Supplied data.
— Begin —

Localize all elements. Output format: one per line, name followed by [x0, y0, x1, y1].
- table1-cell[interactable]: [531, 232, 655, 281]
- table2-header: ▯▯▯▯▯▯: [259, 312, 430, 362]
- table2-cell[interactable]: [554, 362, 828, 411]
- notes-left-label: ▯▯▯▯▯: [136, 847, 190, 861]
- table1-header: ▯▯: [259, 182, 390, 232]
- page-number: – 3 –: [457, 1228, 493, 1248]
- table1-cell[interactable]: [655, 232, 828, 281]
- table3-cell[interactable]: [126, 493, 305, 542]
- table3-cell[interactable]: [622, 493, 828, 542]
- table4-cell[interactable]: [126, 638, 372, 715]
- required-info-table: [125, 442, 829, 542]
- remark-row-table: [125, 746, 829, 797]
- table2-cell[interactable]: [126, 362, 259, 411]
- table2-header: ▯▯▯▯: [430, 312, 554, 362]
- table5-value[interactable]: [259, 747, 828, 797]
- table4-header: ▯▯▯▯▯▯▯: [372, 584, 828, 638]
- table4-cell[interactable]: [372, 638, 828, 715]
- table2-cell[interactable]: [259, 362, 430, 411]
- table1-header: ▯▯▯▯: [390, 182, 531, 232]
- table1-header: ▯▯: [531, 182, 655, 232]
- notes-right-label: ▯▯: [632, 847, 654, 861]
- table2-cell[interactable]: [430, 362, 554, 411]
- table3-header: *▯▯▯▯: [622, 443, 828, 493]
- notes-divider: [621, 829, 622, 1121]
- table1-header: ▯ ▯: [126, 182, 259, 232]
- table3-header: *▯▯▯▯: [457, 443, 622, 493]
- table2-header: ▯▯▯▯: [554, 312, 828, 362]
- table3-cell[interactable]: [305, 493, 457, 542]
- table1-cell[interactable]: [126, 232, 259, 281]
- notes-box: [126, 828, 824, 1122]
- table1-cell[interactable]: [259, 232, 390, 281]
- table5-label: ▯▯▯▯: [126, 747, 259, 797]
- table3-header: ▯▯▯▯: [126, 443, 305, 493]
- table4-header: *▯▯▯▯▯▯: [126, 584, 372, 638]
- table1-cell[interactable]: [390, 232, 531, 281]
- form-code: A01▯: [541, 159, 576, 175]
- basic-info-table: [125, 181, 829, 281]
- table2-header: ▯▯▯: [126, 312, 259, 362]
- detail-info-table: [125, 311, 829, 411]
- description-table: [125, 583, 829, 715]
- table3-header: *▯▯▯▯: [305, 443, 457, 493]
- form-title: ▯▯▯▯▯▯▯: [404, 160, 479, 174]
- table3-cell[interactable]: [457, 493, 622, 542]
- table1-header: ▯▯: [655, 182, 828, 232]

— End —
— Begin —

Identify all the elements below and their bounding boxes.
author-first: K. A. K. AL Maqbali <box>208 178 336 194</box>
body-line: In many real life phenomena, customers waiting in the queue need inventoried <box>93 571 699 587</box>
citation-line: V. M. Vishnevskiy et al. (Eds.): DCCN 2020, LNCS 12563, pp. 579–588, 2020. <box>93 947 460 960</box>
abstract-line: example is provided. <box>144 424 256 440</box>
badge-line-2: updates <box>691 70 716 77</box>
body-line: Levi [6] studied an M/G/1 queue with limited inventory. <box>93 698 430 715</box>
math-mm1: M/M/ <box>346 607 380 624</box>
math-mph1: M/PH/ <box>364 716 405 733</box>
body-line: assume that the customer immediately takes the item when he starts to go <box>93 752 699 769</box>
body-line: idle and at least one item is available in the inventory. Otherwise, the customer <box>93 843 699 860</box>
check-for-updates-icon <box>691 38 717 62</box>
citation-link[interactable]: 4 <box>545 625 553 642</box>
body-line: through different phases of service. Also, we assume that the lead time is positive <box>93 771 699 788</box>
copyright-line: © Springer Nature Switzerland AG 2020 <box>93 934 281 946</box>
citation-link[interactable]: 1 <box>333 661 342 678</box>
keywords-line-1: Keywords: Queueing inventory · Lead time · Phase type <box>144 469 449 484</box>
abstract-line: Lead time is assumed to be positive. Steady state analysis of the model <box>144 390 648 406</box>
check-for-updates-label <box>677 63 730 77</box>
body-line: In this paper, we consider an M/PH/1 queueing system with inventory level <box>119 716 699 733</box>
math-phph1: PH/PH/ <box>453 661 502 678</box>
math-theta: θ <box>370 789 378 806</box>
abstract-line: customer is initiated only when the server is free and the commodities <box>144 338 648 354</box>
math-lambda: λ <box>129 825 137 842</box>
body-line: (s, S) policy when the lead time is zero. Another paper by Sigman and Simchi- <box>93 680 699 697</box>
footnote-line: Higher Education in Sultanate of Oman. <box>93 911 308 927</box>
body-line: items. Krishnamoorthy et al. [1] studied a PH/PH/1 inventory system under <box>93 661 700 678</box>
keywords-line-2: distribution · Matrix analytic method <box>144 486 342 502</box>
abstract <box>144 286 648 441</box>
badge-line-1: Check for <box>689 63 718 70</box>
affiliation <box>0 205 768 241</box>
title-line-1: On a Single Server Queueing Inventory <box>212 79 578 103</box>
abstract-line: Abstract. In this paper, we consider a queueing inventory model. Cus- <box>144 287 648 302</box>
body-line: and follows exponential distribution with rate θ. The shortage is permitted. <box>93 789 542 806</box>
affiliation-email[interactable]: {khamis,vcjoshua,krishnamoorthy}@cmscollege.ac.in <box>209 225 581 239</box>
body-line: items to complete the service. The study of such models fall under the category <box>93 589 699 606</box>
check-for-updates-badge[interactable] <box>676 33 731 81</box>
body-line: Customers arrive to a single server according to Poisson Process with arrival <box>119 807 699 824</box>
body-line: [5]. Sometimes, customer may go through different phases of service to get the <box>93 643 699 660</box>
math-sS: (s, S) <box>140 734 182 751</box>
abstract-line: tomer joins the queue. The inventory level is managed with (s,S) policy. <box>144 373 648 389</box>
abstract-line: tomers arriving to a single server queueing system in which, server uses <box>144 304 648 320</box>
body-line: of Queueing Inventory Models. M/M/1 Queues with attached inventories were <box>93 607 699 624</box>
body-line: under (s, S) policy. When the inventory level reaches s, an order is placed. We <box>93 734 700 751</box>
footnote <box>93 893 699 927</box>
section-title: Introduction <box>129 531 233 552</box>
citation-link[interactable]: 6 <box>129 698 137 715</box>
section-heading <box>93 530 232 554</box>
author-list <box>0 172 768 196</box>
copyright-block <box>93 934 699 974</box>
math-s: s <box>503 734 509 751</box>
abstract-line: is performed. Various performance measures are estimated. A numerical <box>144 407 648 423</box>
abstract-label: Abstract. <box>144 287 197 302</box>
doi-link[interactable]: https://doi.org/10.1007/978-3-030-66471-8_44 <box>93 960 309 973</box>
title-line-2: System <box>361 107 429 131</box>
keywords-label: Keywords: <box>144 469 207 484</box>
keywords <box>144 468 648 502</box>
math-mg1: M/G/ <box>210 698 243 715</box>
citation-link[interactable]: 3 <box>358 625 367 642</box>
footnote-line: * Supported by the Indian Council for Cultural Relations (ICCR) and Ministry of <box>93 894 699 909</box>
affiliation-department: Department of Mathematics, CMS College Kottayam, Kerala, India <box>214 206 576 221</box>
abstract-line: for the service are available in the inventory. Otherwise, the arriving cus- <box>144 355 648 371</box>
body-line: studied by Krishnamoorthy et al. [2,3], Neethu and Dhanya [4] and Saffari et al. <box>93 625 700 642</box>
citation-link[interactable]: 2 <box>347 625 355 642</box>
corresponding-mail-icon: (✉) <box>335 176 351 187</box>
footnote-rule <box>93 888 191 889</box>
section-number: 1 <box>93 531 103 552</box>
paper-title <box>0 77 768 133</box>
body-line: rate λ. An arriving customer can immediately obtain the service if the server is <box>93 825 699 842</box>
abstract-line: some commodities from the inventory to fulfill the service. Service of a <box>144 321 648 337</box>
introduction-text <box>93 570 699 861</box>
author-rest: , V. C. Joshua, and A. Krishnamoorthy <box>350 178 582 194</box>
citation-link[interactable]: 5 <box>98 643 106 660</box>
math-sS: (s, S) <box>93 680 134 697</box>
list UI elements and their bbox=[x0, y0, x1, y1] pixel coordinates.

— End —
— Begin —

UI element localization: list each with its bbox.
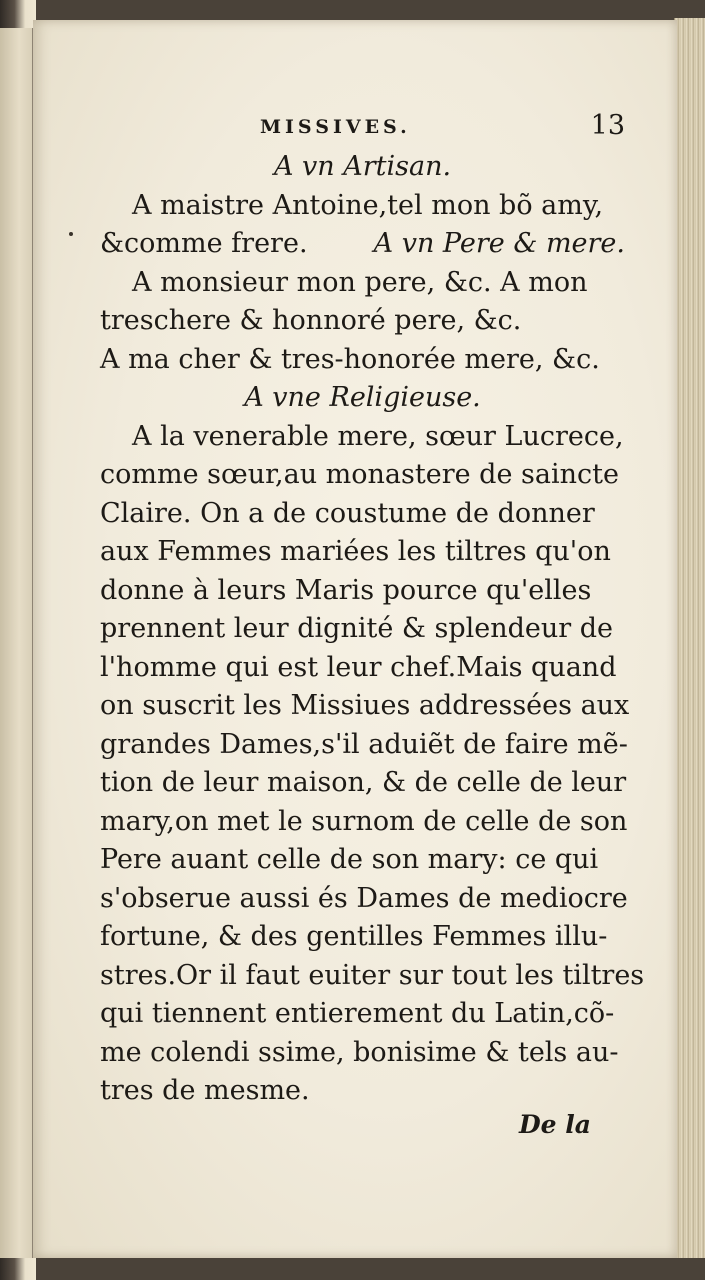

— End —

Edit the listing from the line with "Localize all elements." up to and including the line with "- table2-cell[interactable]: [259, 362, 430, 411]", replacing "Output format" with "Response format" and leaving everything else unchanged. Give back only those lines.

Written reply.
Localize all elements. Response format: one per line, name followed by [x0, y0, x1, y1].
- table1-cell[interactable]: [531, 232, 655, 281]
- table2-header: ▯▯▯▯▯▯: [259, 312, 430, 362]
- table2-cell[interactable]: [554, 362, 828, 411]
- notes-left-label: ▯▯▯▯▯: [136, 847, 190, 861]
- table1-header: ▯▯: [259, 182, 390, 232]
- page-number: – 3 –: [457, 1228, 493, 1248]
- table1-cell[interactable]: [655, 232, 828, 281]
- table3-cell[interactable]: [126, 493, 305, 542]
- table3-cell[interactable]: [622, 493, 828, 542]
- table4-cell[interactable]: [126, 638, 372, 715]
- required-info-table: [125, 442, 829, 542]
- remark-row-table: [125, 746, 829, 797]
- table2-cell[interactable]: [126, 362, 259, 411]
- table2-header: ▯▯▯▯: [430, 312, 554, 362]
- table5-value[interactable]: [259, 747, 828, 797]
- table4-header: ▯▯▯▯▯▯▯: [372, 584, 828, 638]
- table4-cell[interactable]: [372, 638, 828, 715]
- table2-cell[interactable]: [259, 362, 430, 411]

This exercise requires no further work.